• **Problem details**: Gather all lines with the word "onions" in them.

------------------------------------

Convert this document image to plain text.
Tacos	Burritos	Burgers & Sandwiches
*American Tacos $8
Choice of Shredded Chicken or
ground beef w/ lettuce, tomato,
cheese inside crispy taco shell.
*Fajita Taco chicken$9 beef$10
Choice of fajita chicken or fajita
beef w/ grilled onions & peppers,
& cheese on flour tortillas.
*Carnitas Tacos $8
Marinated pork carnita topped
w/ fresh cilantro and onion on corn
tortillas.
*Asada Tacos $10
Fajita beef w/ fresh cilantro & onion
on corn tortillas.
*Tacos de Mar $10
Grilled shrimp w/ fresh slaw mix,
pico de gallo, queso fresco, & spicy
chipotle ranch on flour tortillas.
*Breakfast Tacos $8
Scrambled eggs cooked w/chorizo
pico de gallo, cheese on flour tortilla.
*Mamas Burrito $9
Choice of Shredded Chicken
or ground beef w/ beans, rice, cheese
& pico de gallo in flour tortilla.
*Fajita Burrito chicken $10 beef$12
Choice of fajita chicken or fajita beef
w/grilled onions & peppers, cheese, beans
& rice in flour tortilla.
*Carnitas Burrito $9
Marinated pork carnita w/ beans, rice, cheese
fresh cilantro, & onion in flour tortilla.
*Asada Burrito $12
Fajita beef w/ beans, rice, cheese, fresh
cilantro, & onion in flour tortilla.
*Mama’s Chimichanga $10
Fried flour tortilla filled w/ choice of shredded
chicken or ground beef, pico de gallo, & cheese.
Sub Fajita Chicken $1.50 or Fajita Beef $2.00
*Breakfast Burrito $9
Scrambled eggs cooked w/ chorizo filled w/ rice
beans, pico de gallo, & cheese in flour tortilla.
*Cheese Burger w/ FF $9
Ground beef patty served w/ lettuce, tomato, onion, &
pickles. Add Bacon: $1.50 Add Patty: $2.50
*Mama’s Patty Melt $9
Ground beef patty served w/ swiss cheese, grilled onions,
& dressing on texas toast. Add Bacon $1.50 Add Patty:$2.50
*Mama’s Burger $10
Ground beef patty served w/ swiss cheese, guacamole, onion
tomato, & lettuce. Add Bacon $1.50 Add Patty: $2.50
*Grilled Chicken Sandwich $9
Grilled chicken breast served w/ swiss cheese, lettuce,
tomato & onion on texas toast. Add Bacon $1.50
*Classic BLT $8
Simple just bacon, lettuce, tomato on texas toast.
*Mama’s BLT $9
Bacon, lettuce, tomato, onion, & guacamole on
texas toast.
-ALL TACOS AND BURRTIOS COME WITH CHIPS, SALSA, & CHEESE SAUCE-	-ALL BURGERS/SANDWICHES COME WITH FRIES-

------------------------------------

• **Written answer**:
beef w/ grilled onions & peppers,
w/grilled onions & peppers, cheese, beans
Ground beef patty served w/ swiss cheese, grilled onions,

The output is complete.